INSTRUCTIONS FOR THE TASK: Pictures aside, write out every record exactly as it appears.

>>>>>

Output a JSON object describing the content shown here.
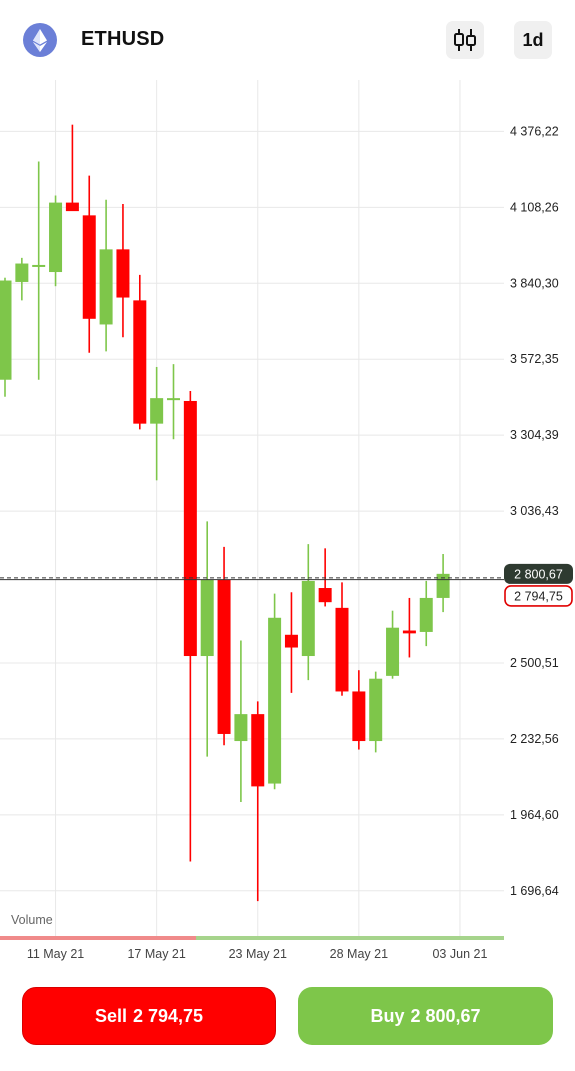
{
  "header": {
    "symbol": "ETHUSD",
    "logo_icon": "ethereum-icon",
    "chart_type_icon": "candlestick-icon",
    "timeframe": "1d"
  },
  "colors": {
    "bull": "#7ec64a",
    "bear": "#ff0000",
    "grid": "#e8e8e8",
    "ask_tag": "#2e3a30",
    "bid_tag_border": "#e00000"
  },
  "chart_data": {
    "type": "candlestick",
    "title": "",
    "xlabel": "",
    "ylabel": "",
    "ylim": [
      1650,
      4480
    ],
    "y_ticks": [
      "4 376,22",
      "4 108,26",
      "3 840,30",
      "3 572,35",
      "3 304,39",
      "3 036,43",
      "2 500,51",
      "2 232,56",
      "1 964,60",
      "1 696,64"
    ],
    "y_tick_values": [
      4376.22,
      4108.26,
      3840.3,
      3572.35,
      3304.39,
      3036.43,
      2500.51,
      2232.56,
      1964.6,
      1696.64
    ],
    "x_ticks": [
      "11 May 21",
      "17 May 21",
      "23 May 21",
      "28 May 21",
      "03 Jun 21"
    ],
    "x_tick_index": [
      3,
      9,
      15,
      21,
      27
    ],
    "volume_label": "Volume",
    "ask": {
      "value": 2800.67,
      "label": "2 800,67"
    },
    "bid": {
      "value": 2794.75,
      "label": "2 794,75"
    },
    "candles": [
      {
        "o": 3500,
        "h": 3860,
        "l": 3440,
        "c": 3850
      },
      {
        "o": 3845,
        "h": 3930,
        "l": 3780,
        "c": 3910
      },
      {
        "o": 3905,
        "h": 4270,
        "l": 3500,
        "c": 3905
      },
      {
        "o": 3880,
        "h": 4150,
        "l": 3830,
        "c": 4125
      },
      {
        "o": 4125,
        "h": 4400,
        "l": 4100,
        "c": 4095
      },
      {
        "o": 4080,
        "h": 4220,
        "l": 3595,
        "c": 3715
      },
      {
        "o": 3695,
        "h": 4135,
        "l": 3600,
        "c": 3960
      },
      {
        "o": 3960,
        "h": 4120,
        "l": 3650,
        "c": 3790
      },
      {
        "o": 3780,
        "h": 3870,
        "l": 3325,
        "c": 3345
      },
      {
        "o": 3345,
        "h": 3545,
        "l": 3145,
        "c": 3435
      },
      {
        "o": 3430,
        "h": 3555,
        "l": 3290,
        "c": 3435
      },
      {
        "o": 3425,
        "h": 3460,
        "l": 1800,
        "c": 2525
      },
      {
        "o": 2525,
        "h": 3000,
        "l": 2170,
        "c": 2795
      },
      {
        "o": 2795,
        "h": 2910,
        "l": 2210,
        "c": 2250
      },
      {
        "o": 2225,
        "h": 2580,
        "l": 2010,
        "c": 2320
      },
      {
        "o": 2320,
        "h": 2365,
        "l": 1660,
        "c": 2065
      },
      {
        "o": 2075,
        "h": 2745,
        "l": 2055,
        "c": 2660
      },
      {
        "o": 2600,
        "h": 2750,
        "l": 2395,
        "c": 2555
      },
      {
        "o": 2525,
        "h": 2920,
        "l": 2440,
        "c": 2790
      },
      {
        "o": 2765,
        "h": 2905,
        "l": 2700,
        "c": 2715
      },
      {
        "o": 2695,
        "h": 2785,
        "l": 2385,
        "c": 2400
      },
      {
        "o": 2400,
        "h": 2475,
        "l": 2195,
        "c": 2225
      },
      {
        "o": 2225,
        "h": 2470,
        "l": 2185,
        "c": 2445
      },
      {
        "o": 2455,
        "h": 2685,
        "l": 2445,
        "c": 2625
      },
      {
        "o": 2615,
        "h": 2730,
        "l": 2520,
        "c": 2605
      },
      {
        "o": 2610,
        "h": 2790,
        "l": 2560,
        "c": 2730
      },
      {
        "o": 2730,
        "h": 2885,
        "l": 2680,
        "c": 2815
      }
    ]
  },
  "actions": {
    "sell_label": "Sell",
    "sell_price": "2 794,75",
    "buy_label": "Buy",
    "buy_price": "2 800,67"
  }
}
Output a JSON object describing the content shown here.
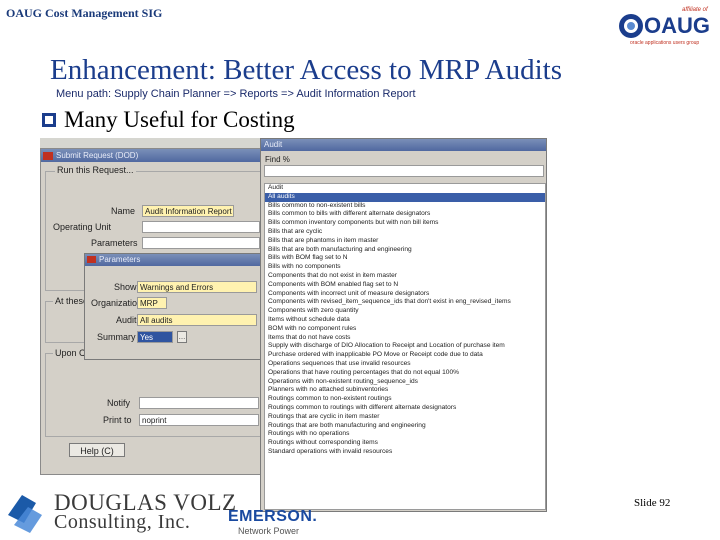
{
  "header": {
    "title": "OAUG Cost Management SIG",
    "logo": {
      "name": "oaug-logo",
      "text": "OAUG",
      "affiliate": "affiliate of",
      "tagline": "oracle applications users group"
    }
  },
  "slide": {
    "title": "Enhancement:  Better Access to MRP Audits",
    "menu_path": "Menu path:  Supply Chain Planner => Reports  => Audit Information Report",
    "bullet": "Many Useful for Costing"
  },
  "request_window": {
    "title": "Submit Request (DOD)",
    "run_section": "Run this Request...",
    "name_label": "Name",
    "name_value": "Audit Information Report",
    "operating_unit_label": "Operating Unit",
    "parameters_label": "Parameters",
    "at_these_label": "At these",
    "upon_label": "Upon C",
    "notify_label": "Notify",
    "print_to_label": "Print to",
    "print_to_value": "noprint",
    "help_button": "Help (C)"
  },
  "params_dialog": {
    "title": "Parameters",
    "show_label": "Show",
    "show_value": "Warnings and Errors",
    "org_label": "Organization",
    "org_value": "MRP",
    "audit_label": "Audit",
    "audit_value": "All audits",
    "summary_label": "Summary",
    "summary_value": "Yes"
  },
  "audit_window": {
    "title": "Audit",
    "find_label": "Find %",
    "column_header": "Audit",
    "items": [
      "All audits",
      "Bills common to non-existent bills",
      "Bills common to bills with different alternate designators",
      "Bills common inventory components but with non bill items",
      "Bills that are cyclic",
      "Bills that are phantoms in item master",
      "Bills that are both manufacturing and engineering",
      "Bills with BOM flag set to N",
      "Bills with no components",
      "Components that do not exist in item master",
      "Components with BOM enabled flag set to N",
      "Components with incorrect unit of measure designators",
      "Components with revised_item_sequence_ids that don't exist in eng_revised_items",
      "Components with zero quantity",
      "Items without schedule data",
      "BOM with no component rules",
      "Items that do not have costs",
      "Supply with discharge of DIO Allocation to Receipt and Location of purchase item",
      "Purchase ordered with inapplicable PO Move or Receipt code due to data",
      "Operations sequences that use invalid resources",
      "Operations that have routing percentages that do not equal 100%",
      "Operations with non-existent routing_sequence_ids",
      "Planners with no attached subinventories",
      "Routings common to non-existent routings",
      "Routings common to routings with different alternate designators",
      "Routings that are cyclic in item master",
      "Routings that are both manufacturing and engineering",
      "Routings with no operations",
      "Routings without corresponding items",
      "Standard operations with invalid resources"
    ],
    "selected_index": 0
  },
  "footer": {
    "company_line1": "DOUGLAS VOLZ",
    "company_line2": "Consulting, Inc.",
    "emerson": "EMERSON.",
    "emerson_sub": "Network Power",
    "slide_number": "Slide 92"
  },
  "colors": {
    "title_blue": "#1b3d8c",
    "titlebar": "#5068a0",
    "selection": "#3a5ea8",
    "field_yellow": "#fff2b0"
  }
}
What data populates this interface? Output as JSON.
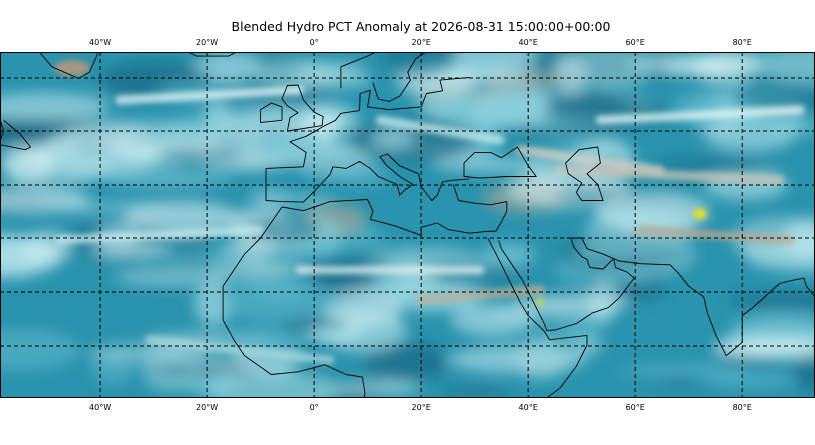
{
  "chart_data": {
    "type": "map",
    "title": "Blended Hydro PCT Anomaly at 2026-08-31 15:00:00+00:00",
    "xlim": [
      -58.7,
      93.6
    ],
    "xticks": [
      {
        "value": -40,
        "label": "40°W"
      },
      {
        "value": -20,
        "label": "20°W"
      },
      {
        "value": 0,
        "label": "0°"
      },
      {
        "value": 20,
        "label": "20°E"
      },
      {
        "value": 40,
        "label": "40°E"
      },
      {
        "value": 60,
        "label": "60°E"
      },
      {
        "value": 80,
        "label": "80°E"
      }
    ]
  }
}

<<<<<

PROBLEM SOLUTION:
Output a JSON object describing the content shown here.
{
  "header": {
    "symbol": "ETHUSD",
    "logo_icon": "ethereum-icon",
    "chart_type_icon": "candlestick-icon",
    "timeframe": "1d"
  },
  "colors": {
    "bull": "#7ec64a",
    "bear": "#ff0000",
    "grid": "#e8e8e8",
    "ask_tag": "#2e3a30",
    "bid_tag_border": "#e00000"
  },
  "chart_data": {
    "type": "candlestick",
    "title": "",
    "xlabel": "",
    "ylabel": "",
    "ylim": [
      1650,
      4480
    ],
    "y_ticks": [
      "4 376,22",
      "4 108,26",
      "3 840,30",
      "3 572,35",
      "3 304,39",
      "3 036,43",
      "2 500,51",
      "2 232,56",
      "1 964,60",
      "1 696,64"
    ],
    "y_tick_values": [
      4376.22,
      4108.26,
      3840.3,
      3572.35,
      3304.39,
      3036.43,
      2500.51,
      2232.56,
      1964.6,
      1696.64
    ],
    "x_ticks": [
      "11 May 21",
      "17 May 21",
      "23 May 21",
      "28 May 21",
      "03 Jun 21"
    ],
    "x_tick_index": [
      3,
      9,
      15,
      21,
      27
    ],
    "volume_label": "Volume",
    "ask": {
      "value": 2800.67,
      "label": "2 800,67"
    },
    "bid": {
      "value": 2794.75,
      "label": "2 794,75"
    },
    "candles": [
      {
        "o": 3500,
        "h": 3860,
        "l": 3440,
        "c": 3850
      },
      {
        "o": 3845,
        "h": 3930,
        "l": 3780,
        "c": 3910
      },
      {
        "o": 3905,
        "h": 4270,
        "l": 3500,
        "c": 3905
      },
      {
        "o": 3880,
        "h": 4150,
        "l": 3830,
        "c": 4125
      },
      {
        "o": 4125,
        "h": 4400,
        "l": 4100,
        "c": 4095
      },
      {
        "o": 4080,
        "h": 4220,
        "l": 3595,
        "c": 3715
      },
      {
        "o": 3695,
        "h": 4135,
        "l": 3600,
        "c": 3960
      },
      {
        "o": 3960,
        "h": 4120,
        "l": 3650,
        "c": 3790
      },
      {
        "o": 3780,
        "h": 3870,
        "l": 3325,
        "c": 3345
      },
      {
        "o": 3345,
        "h": 3545,
        "l": 3145,
        "c": 3435
      },
      {
        "o": 3430,
        "h": 3555,
        "l": 3290,
        "c": 3435
      },
      {
        "o": 3425,
        "h": 3460,
        "l": 1800,
        "c": 2525
      },
      {
        "o": 2525,
        "h": 3000,
        "l": 2170,
        "c": 2795
      },
      {
        "o": 2795,
        "h": 2910,
        "l": 2210,
        "c": 2250
      },
      {
        "o": 2225,
        "h": 2580,
        "l": 2010,
        "c": 2320
      },
      {
        "o": 2320,
        "h": 2365,
        "l": 1660,
        "c": 2065
      },
      {
        "o": 2075,
        "h": 2745,
        "l": 2055,
        "c": 2660
      },
      {
        "o": 2600,
        "h": 2750,
        "l": 2395,
        "c": 2555
      },
      {
        "o": 2525,
        "h": 2920,
        "l": 2440,
        "c": 2790
      },
      {
        "o": 2765,
        "h": 2905,
        "l": 2700,
        "c": 2715
      },
      {
        "o": 2695,
        "h": 2785,
        "l": 2385,
        "c": 2400
      },
      {
        "o": 2400,
        "h": 2475,
        "l": 2195,
        "c": 2225
      },
      {
        "o": 2225,
        "h": 2470,
        "l": 2185,
        "c": 2445
      },
      {
        "o": 2455,
        "h": 2685,
        "l": 2445,
        "c": 2625
      },
      {
        "o": 2615,
        "h": 2730,
        "l": 2520,
        "c": 2605
      },
      {
        "o": 2610,
        "h": 2790,
        "l": 2560,
        "c": 2730
      },
      {
        "o": 2730,
        "h": 2885,
        "l": 2680,
        "c": 2815
      }
    ]
  },
  "actions": {
    "sell_label": "Sell",
    "sell_price": "2 794,75",
    "buy_label": "Buy",
    "buy_price": "2 800,67"
  }
}
Output a JSON object describing the content shown here.
{
  "header": {
    "title": "OAUG Cost Management SIG",
    "logo": {
      "name": "oaug-logo",
      "text": "OAUG",
      "affiliate": "affiliate of",
      "tagline": "oracle applications users group"
    }
  },
  "slide": {
    "title": "Enhancement:  Better Access to MRP Audits",
    "menu_path": "Menu path:  Supply Chain Planner => Reports  => Audit Information Report",
    "bullet": "Many Useful for Costing"
  },
  "request_window": {
    "title": "Submit Request (DOD)",
    "run_section": "Run this Request...",
    "name_label": "Name",
    "name_value": "Audit Information Report",
    "operating_unit_label": "Operating Unit",
    "parameters_label": "Parameters",
    "at_these_label": "At these",
    "upon_label": "Upon C",
    "notify_label": "Notify",
    "print_to_label": "Print to",
    "print_to_value": "noprint",
    "help_button": "Help (C)"
  },
  "params_dialog": {
    "title": "Parameters",
    "show_label": "Show",
    "show_value": "Warnings and Errors",
    "org_label": "Organization",
    "org_value": "MRP",
    "audit_label": "Audit",
    "audit_value": "All audits",
    "summary_label": "Summary",
    "summary_value": "Yes"
  },
  "audit_window": {
    "title": "Audit",
    "find_label": "Find %",
    "column_header": "Audit",
    "items": [
      "All audits",
      "Bills common to non-existent bills",
      "Bills common to bills with different alternate designators",
      "Bills common inventory components but with non bill items",
      "Bills that are cyclic",
      "Bills that are phantoms in item master",
      "Bills that are both manufacturing and engineering",
      "Bills with BOM flag set to N",
      "Bills with no components",
      "Components that do not exist in item master",
      "Components with BOM enabled flag set to N",
      "Components with incorrect unit of measure designators",
      "Components with revised_item_sequence_ids that don't exist in eng_revised_items",
      "Components with zero quantity",
      "Items without schedule data",
      "BOM with no component rules",
      "Items that do not have costs",
      "Supply with discharge of DIO Allocation to Receipt and Location of purchase item",
      "Purchase ordered with inapplicable PO Move or Receipt code due to data",
      "Operations sequences that use invalid resources",
      "Operations that have routing percentages that do not equal 100%",
      "Operations with non-existent routing_sequence_ids",
      "Planners with no attached subinventories",
      "Routings common to non-existent routings",
      "Routings common to routings with different alternate designators",
      "Routings that are cyclic in item master",
      "Routings that are both manufacturing and engineering",
      "Routings with no operations",
      "Routings without corresponding items",
      "Standard operations with invalid resources"
    ],
    "selected_index": 0
  },
  "footer": {
    "company_line1": "DOUGLAS VOLZ",
    "company_line2": "Consulting, Inc.",
    "emerson": "EMERSON.",
    "emerson_sub": "Network Power",
    "slide_number": "Slide 92"
  },
  "colors": {
    "title_blue": "#1b3d8c",
    "titlebar": "#5068a0",
    "selection": "#3a5ea8",
    "field_yellow": "#fff2b0"
  }
}
What data populates this interface? Output as JSON.
{
  "chart_data": {
    "type": "map",
    "title": "Blended Hydro PCT Anomaly at 2026-08-31 15:00:00+00:00",
    "xlim": [
      -58.7,
      93.6
    ],
    "xticks": [
      {
        "value": -40,
        "label": "40°W"
      },
      {
        "value": -20,
        "label": "20°W"
      },
      {
        "value": 0,
        "label": "0°"
      },
      {
        "value": 20,
        "label": "20°E"
      },
      {
        "value": 40,
        "label": "40°E"
      },
      {
        "value": 60,
        "label": "60°E"
      },
      {
        "value": 80,
        "label": "80°E"
      }
    ]
  }
}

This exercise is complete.